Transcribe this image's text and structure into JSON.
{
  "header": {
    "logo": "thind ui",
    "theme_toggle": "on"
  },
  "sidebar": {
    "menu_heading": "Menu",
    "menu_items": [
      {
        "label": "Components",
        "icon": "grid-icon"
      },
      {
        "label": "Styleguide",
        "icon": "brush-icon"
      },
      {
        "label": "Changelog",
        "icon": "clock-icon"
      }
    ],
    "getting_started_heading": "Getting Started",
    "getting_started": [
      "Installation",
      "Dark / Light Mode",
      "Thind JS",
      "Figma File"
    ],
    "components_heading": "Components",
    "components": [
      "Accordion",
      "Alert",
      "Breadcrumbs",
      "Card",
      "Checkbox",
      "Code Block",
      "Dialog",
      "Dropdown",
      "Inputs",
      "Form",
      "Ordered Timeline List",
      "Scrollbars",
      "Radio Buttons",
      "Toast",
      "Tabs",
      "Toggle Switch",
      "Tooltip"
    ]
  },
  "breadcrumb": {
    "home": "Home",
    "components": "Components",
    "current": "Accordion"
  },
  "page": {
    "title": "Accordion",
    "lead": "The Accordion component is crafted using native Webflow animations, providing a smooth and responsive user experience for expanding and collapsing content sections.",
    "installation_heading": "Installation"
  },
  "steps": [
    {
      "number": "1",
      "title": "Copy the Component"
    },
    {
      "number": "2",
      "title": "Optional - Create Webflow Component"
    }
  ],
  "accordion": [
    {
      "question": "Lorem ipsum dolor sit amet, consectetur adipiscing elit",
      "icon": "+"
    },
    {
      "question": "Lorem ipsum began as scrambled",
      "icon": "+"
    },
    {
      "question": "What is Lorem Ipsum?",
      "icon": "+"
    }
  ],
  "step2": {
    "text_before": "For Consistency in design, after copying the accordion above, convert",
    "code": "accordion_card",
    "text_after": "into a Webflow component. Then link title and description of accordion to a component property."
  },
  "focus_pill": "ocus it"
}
________________________________________
» TASK STATEMENT
Each entry above needs to be retyped exactly.

» SOLUTION BELOW
Transcribe this image's text and structure into JSON.
{
  "header": {
    "logo": "thind ui",
    "theme_toggle": "on"
  },
  "sidebar": {
    "menu_heading": "Menu",
    "menu_items": [
      {
        "label": "Components",
        "icon": "grid-icon"
      },
      {
        "label": "Styleguide",
        "icon": "brush-icon"
      },
      {
        "label": "Changelog",
        "icon": "clock-icon"
      }
    ],
    "getting_started_heading": "Getting Started",
    "getting_started": [
      "Installation",
      "Dark / Light Mode",
      "Thind JS",
      "Figma File"
    ],
    "components_heading": "Components",
    "components": [
      "Accordion",
      "Alert",
      "Breadcrumbs",
      "Card",
      "Checkbox",
      "Code Block",
      "Dialog",
      "Dropdown",
      "Inputs",
      "Form",
      "Ordered Timeline List",
      "Scrollbars",
      "Radio Buttons",
      "Toast",
      "Tabs",
      "Toggle Switch",
      "Tooltip"
    ]
  },
  "breadcrumb": {
    "home": "Home",
    "components": "Components",
    "current": "Accordion"
  },
  "page": {
    "title": "Accordion",
    "lead": "The Accordion component is crafted using native Webflow animations, providing a smooth and responsive user experience for expanding and collapsing content sections.",
    "installation_heading": "Installation"
  },
  "steps": [
    {
      "number": "1",
      "title": "Copy the Component"
    },
    {
      "number": "2",
      "title": "Optional - Create Webflow Component"
    }
  ],
  "accordion": [
    {
      "question": "Lorem ipsum dolor sit amet, consectetur adipiscing elit",
      "icon": "+"
    },
    {
      "question": "Lorem ipsum began as scrambled",
      "icon": "+"
    },
    {
      "question": "What is Lorem Ipsum?",
      "icon": "+"
    }
  ],
  "step2": {
    "text_before": "For Consistency in design, after copying the accordion above, convert",
    "code": "accordion_card",
    "text_after": "into a Webflow component. Then link title and description of accordion to a component property."
  },
  "focus_pill": "ocus it"
}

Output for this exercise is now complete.